• Testo da leggere:
La tecnologia, insieme a molti altri fenomeni, ha accelerato la terziarizzazione delle nostre società. Questo fenomeno ha avuto conseguenze rilevanti per il Piemonte, con la sua tradizione a forte vocazione manifatturiera e automobilistica. L’impatto della digitalizzazione ha pesato anche sulla competitività, perché oltre il 50% delle imprese italiane non ha investito su questo e accompagnare la transizione digitale delle nostre aziende è più che mai una priorità.
Nel 2020 in Piemonte il 26% degli occupati lavorava nel settore industria. Il 65% tra servizi, commercio e ristorazione. Il Piemonte sta dicendo addio alla sua vocazione industriale?
Un terzo degli stipendi in Piemonte è pagato dall’industria, una vocazione a cui dobbiamo restituire competitività, forti di un patrimonio che non ha eguali per storia, professionalità, manodopera, ma anche per la presenza sul territorio di un sistema di innovazione, ricerca e formazione che può contare su eccellenze come il Politecnico e le nostre Università. Progetti strategici come il Centro di competenze dell’Automotive, la Città dell’Aerospazio e le iniziative di Torino Area di sviluppo industriale complessa vanno in questa direzione. La fusione tra FCA e PSA in Stellantis ha ovviamente particolare rilievo e la nostra attenzione è focalizzata sulle garanzie per il futuro produttivo dei nostri stabilimenti e della forza lavoro. L’elettrico può certamente essere un’opportunità e in questo senso la Regione sta già seguendo alcune iniziative di realtà imprenditoriali che hanno manifestato interesse a investire nelle nuove tecnologie sulle batterie. Come nel caso di Italvolt, che ha scelto il Canavese per dare vita alla prima gigafactory in Italia.
In Piemonte ci sono quasi 100mila imprese guidate da donne e a sorpresa la provincia (Alessandria, Asti, Novara) batte Torino. Quanto è importante puntare sull’occupazione femminile?
È fondamentale non solo perché il lavoro è un diritto, ma anche perché la professionalità delle donne dà valore al nostro sistema economico e produttivo. Per questo lavoriamo a misure strutturali, in un’ottica di programmazione anche europea. È necessario innanzitutto potenziare i servizi per le famiglie, con una riduzione delle tariffe degli asili nido e orari più flessibili. Non ha senso che una donna rinunci al proprio lavoro perché buona parte del suo stipendio finisce nella retta del nido. Un altro punto importante è il reinserimento dopo la maternità, con un supporto formativo che aiuti l’aggiornamento rapido delle proprie competenze.

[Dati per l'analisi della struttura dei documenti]
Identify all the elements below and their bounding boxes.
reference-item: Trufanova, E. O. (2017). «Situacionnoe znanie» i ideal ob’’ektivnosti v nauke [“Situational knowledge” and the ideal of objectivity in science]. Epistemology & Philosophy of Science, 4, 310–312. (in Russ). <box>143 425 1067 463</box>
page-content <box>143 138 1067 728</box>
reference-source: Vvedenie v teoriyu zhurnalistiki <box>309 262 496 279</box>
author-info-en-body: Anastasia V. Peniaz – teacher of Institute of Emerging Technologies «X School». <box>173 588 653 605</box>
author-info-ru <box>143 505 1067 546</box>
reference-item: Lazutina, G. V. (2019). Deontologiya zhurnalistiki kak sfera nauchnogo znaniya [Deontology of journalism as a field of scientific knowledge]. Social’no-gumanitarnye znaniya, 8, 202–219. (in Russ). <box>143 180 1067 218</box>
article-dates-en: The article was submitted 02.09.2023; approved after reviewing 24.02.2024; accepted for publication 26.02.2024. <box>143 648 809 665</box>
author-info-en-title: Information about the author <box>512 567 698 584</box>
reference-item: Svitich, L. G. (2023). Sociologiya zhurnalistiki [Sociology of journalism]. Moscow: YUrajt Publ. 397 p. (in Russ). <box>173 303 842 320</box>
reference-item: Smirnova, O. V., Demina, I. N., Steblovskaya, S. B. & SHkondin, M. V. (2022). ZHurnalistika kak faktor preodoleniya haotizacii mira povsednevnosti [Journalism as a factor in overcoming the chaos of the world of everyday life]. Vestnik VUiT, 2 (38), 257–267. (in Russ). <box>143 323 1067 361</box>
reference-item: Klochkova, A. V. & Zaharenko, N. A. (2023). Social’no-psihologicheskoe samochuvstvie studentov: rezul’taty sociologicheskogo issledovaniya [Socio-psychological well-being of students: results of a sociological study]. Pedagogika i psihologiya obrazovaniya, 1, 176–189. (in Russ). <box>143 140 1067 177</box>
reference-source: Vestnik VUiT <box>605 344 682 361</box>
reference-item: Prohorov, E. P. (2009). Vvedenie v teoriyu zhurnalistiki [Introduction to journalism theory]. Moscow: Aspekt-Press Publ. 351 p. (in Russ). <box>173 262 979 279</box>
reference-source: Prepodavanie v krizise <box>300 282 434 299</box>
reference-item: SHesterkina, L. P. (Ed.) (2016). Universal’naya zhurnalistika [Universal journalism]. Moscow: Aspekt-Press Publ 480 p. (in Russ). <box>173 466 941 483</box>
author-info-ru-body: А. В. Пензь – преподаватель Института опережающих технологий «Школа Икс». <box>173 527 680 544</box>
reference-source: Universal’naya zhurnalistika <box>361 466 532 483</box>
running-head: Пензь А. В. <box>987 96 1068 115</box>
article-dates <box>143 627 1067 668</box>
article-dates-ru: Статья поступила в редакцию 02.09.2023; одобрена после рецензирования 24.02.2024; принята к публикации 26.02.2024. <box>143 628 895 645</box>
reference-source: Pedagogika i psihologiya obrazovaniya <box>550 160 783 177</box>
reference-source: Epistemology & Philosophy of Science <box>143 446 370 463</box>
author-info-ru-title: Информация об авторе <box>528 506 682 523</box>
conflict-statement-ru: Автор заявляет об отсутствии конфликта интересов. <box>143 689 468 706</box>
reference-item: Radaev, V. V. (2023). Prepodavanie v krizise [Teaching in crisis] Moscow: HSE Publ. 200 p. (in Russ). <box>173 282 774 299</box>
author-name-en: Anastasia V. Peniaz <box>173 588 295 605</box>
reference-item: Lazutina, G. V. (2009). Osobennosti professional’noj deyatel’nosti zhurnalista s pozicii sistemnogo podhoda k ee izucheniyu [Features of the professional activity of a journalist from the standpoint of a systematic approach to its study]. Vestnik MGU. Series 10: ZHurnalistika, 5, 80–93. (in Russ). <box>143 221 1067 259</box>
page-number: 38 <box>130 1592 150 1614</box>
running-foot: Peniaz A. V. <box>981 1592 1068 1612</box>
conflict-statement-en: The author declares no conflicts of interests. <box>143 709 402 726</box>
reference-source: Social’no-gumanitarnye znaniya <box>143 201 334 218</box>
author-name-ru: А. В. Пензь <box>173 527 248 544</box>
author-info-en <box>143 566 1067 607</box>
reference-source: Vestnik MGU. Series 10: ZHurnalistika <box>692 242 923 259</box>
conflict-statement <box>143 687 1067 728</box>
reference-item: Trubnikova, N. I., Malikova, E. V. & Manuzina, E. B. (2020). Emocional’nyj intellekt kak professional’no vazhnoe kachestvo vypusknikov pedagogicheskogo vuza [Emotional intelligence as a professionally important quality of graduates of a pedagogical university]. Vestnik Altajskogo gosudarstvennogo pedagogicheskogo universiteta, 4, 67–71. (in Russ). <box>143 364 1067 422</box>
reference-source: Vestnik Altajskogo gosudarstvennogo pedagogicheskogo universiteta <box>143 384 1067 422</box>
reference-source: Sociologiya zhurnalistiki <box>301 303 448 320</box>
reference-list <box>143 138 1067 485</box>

• Compiti da svolgere:
1. In base al testo sull'economia del Piemonte, risponda alle domande seguenti.
(a) Quale percentuale degli occupati in Piemonte lavorava nel settore industria nel 2020?
(b) Quale territorio ha scelto Italvolt per la prima gigafactory in Italia?
(c) Quali province superano Torino per numero di imprese guidate da donne?
2. Prosegua il testo sull'economia del Piemonte a partire dall'ultima frase riportata.

• Risposte ai compiti:
1.
(a) Il 26%.
(b) Il Canavese.
(c) Alessandria, Asti e Novara.

2.
Da Lavazza a Olivetti, il Piemonte è stato sempre campione di innovazione. La tradizione continua con oltre 4mila brevetti depositati negli ultimi dieci anni. Ma sono lontani i numeri di Lombardia, Veneto ed Emilia. Come si può recuperare il terreno perduto?
Continuando a investire per sostenere i nostri 13 Poli di innovazione, il sistema della ricerca, le start up. Con l’ultima programmazione abbiamo destinato 80 milioni di euro a questo scopo.
Può essere questa l’occasione giusta per reinventarsi abbandonando vecchie abitudini?
Credo che tra le tante cose negative della pandemia ci siano anche aspetti positivi, messi in campo per necessità, sui quali anche in futuro varrà la pena riflettere. Nulla può sostituire il valore della presenza, nelle relazioni private e anche lavorative, ma sicuramente abbiamo imparato che ci sono cose che si possono anche fare a distanza agevolando l’organizzazione del lavoro. Non eravamo così abituati a videoconferenze e smartworking e l’ultimo anno ha dato un’accelerata fortissima a strumenti che possono essere utili.
Qual è a suo parere l’orizzonte temporale per la ripresa?
Dipenderà moltissimo dalla campagna vaccinale. Il Piemonte è fin dall’inizio una delle regioni più virtuose, in testa per quota di popolazione già vaccinata con la doppia dose. Non è una gara, ma per noi è importante perché ripartirà prima chi prima avrà messo in sicurezza la propria gente.
Come se lo immagina il 2030?
Come un periodo di svolta dopo gli anni complessi che stiamo affrontando. Il Piemonte ha fatto la storia d’Italia. Ce la faremo anche stavolta. Uniti e insieme.